Go through the records and show each line where the word "مستحق" occurs.

Saved entries:
-- begin --
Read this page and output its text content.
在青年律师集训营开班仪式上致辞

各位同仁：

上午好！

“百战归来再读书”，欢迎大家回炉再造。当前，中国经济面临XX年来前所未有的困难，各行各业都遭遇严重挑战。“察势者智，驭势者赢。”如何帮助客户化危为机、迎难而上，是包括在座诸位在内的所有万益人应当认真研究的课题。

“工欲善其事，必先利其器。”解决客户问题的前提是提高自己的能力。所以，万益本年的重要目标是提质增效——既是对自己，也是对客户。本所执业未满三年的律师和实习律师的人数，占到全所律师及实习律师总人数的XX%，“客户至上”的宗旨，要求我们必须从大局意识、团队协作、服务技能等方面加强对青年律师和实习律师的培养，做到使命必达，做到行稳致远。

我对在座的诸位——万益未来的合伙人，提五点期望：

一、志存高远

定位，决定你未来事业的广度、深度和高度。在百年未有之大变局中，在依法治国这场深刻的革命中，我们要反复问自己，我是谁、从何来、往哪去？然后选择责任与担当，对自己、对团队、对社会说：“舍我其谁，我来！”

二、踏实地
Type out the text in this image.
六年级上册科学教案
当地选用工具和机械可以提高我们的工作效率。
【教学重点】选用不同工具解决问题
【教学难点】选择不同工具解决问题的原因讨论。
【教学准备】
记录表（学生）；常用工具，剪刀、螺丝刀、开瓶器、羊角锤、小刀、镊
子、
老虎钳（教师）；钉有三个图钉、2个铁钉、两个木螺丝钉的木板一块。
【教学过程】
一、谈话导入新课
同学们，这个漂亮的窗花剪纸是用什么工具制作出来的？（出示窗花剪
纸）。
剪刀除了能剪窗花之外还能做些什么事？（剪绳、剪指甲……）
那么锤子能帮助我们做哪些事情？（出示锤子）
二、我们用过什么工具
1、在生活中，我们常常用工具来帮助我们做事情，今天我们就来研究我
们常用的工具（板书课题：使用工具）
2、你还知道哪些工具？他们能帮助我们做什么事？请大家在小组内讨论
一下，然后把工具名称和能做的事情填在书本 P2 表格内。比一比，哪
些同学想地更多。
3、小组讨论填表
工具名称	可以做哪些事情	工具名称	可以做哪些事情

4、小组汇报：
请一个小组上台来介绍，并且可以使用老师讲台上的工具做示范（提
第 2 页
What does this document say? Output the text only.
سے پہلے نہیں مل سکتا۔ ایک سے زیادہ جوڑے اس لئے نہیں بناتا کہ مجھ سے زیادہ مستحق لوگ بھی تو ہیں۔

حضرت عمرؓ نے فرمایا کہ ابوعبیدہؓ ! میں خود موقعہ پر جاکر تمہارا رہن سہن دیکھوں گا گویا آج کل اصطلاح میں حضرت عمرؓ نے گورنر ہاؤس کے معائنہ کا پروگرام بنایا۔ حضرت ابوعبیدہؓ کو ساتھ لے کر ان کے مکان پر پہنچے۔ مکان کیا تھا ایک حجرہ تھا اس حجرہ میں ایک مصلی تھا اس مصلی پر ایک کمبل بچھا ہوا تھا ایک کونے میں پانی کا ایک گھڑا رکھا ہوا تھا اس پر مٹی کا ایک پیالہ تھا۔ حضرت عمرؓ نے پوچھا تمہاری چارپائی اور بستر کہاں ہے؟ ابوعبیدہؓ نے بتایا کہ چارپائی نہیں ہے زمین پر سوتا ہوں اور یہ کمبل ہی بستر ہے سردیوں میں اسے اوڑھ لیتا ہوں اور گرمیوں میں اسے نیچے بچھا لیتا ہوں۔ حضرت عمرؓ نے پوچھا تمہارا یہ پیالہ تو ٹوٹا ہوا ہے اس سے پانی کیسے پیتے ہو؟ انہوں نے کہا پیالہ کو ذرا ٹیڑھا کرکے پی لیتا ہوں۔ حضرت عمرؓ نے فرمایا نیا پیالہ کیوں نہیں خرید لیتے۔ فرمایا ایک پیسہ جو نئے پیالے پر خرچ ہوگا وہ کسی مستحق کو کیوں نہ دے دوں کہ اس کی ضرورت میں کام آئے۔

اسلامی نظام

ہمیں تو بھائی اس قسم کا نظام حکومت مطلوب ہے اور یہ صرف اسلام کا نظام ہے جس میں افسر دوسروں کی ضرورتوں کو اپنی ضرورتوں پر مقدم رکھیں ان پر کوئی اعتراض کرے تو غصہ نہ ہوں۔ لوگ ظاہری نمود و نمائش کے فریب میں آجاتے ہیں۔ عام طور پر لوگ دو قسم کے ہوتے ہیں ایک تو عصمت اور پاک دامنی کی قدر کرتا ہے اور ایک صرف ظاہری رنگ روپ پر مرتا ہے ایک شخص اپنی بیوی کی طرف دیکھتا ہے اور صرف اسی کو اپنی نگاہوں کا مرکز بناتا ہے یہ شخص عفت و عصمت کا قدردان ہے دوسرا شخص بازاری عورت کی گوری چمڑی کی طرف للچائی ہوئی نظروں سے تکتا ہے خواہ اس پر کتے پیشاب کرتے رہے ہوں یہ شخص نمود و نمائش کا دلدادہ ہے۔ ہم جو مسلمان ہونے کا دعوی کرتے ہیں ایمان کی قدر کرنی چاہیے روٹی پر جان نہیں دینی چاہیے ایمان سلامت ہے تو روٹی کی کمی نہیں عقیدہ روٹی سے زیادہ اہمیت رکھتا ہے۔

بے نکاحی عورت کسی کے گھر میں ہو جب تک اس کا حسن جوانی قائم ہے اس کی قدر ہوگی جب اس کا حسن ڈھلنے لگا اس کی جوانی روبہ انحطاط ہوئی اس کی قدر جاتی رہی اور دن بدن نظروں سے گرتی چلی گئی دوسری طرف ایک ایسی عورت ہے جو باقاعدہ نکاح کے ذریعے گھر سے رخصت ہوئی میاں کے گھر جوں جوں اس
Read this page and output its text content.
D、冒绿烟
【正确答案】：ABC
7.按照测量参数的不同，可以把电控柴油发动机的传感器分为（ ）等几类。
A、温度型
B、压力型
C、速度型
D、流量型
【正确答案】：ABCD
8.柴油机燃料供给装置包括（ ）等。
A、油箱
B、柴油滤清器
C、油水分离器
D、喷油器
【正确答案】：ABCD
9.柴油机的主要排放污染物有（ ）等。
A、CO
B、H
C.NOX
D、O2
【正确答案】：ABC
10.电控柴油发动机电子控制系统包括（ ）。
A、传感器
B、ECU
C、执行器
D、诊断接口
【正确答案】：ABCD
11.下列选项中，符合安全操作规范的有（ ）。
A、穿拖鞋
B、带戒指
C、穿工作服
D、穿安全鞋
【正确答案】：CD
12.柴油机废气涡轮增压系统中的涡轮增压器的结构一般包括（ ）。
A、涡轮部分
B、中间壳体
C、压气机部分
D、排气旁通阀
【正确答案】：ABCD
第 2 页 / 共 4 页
-- end --
## FINAL RESULT
سے پہلے نہیں مل سکتا۔ ایک سے زیادہ جوڑے اس لئے نہیں بناتا کہ مجھ سے زیادہ مستحق لوگ بھی تو ہیں۔
حضرت عمرؓ نے فرمایا کہ ابوعبیدہؓ ! میں خود موقعہ پر جاکر تمہارا رہن سہن دیکھوں گا گویا آج کل اصطلاح میں حضرت عمرؓ نے گورنر ہاؤس کے معائنہ کا پروگرام بنایا۔ حضرت ابوعبیدہؓ کو ساتھ لے کر ان کے مکان پر پہنچے۔ مکان کیا تھا ایک حجرہ تھا اس حجرہ میں ایک مصلی تھا اس مصلی پر ایک کمبل بچھا ہوا تھا ایک کونے میں پانی کا ایک گھڑا رکھا ہوا تھا اس پر مٹی کا ایک پیالہ تھا۔ حضرت عمرؓ نے پوچھا تمہاری چارپائی اور بستر کہاں ہے؟ ابوعبیدہؓ نے بتایا کہ چارپائی نہیں ہے زمین پر سوتا ہوں اور یہ کمبل ہی بستر ہے سردیوں میں اسے اوڑھ لیتا ہوں اور گرمیوں میں اسے نیچے بچھا لیتا ہوں۔ حضرت عمرؓ نے پوچھا تمہارا یہ پیالہ تو ٹوٹا ہوا ہے اس سے پانی کیسے پیتے ہو؟ انہوں نے کہا پیالہ کو ذرا ٹیڑھا کرکے پی لیتا ہوں۔ حضرت عمرؓ نے فرمایا نیا پیالہ کیوں نہیں خرید لیتے۔ فرمایا ایک پیسہ جو نئے پیالے پر خرچ ہوگا وہ کسی مستحق کو کیوں نہ دے دوں کہ اس کی ضرورت میں کام آئے۔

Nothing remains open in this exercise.